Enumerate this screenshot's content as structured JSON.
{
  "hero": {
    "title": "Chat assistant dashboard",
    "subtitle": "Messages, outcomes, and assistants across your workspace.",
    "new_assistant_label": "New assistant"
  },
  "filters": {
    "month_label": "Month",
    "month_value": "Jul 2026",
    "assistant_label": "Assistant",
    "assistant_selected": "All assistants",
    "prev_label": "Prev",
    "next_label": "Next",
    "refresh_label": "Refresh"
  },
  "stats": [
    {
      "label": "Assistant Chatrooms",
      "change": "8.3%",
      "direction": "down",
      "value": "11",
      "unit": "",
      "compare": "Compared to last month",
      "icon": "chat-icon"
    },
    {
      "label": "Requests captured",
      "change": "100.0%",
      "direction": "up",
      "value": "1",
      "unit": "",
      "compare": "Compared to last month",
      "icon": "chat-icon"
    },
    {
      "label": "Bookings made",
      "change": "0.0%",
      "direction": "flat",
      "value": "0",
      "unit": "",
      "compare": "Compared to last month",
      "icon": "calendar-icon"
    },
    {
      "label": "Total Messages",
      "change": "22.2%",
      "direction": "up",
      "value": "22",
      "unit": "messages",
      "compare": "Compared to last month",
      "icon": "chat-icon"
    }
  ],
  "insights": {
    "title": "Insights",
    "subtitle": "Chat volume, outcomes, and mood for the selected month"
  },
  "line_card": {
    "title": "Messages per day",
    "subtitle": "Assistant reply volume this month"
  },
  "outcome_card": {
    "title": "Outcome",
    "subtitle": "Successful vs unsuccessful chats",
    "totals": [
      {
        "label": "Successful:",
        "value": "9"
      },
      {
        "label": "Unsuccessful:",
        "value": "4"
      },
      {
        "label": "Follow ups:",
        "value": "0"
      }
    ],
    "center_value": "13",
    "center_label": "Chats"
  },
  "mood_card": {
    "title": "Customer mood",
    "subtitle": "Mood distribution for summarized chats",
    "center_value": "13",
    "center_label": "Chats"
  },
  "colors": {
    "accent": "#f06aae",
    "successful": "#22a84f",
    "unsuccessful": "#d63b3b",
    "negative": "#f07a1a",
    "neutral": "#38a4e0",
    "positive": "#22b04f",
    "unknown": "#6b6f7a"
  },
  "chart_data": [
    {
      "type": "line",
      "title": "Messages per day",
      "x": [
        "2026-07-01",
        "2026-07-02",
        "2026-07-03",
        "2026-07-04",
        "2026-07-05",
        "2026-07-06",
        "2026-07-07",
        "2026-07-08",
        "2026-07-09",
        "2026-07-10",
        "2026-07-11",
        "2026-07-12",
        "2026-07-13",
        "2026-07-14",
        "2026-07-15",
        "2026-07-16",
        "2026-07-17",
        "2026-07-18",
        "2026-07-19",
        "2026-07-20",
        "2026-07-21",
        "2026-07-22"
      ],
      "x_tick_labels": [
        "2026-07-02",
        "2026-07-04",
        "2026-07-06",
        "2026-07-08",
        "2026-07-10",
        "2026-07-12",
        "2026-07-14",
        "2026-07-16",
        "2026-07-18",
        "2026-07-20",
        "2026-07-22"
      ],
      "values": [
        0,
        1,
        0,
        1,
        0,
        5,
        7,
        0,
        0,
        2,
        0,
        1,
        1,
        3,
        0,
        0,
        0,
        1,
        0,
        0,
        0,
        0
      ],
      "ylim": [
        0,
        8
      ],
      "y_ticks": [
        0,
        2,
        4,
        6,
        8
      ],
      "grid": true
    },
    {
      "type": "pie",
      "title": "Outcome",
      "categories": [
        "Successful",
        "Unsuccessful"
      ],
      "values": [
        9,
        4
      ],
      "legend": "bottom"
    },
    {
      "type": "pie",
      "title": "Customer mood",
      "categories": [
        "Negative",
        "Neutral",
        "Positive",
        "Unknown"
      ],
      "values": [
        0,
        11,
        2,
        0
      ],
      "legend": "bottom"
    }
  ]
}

| YOUR TASK |
Print back all the lines verbatim.

| RESPONSE |
Enumerate this screenshot's content as structured JSON.
{
  "hero": {
    "title": "Chat assistant dashboard",
    "subtitle": "Messages, outcomes, and assistants across your workspace.",
    "new_assistant_label": "New assistant"
  },
  "filters": {
    "month_label": "Month",
    "month_value": "Jul 2026",
    "assistant_label": "Assistant",
    "assistant_selected": "All assistants",
    "prev_label": "Prev",
    "next_label": "Next",
    "refresh_label": "Refresh"
  },
  "stats": [
    {
      "label": "Assistant Chatrooms",
      "change": "8.3%",
      "direction": "down",
      "value": "11",
      "unit": "",
      "compare": "Compared to last month",
      "icon": "chat-icon"
    },
    {
      "label": "Requests captured",
      "change": "100.0%",
      "direction": "up",
      "value": "1",
      "unit": "",
      "compare": "Compared to last month",
      "icon": "chat-icon"
    },
    {
      "label": "Bookings made",
      "change": "0.0%",
      "direction": "flat",
      "value": "0",
      "unit": "",
      "compare": "Compared to last month",
      "icon": "calendar-icon"
    },
    {
      "label": "Total Messages",
      "change": "22.2%",
      "direction": "up",
      "value": "22",
      "unit": "messages",
      "compare": "Compared to last month",
      "icon": "chat-icon"
    }
  ],
  "insights": {
    "title": "Insights",
    "subtitle": "Chat volume, outcomes, and mood for the selected month"
  },
  "line_card": {
    "title": "Messages per day",
    "subtitle": "Assistant reply volume this month"
  },
  "outcome_card": {
    "title": "Outcome",
    "subtitle": "Successful vs unsuccessful chats",
    "totals": [
      {
        "label": "Successful:",
        "value": "9"
      },
      {
        "label": "Unsuccessful:",
        "value": "4"
      },
      {
        "label": "Follow ups:",
        "value": "0"
      }
    ],
    "center_value": "13",
    "center_label": "Chats"
  },
  "mood_card": {
    "title": "Customer mood",
    "subtitle": "Mood distribution for summarized chats",
    "center_value": "13",
    "center_label": "Chats"
  },
  "colors": {
    "accent": "#f06aae",
    "successful": "#22a84f",
    "unsuccessful": "#d63b3b",
    "negative": "#f07a1a",
    "neutral": "#38a4e0",
    "positive": "#22b04f",
    "unknown": "#6b6f7a"
  },
  "chart_data": [
    {
      "type": "line",
      "title": "Messages per day",
      "x": [
        "2026-07-01",
        "2026-07-02",
        "2026-07-03",
        "2026-07-04",
        "2026-07-05",
        "2026-07-06",
        "2026-07-07",
        "2026-07-08",
        "2026-07-09",
        "2026-07-10",
        "2026-07-11",
        "2026-07-12",
        "2026-07-13",
        "2026-07-14",
        "2026-07-15",
        "2026-07-16",
        "2026-07-17",
        "2026-07-18",
        "2026-07-19",
        "2026-07-20",
        "2026-07-21",
        "2026-07-22"
      ],
      "x_tick_labels": [
        "2026-07-02",
        "2026-07-04",
        "2026-07-06",
        "2026-07-08",
        "2026-07-10",
        "2026-07-12",
        "2026-07-14",
        "2026-07-16",
        "2026-07-18",
        "2026-07-20",
        "2026-07-22"
      ],
      "values": [
        0,
        1,
        0,
        1,
        0,
        5,
        7,
        0,
        0,
        2,
        0,
        1,
        1,
        3,
        0,
        0,
        0,
        1,
        0,
        0,
        0,
        0
      ],
      "ylim": [
        0,
        8
      ],
      "y_ticks": [
        0,
        2,
        4,
        6,
        8
      ],
      "grid": true
    },
    {
      "type": "pie",
      "title": "Outcome",
      "categories": [
        "Successful",
        "Unsuccessful"
      ],
      "values": [
        9,
        4
      ],
      "legend": "bottom"
    },
    {
      "type": "pie",
      "title": "Customer mood",
      "categories": [
        "Negative",
        "Neutral",
        "Positive",
        "Unknown"
      ],
      "values": [
        0,
        11,
        2,
        0
      ],
      "legend": "bottom"
    }
  ]
}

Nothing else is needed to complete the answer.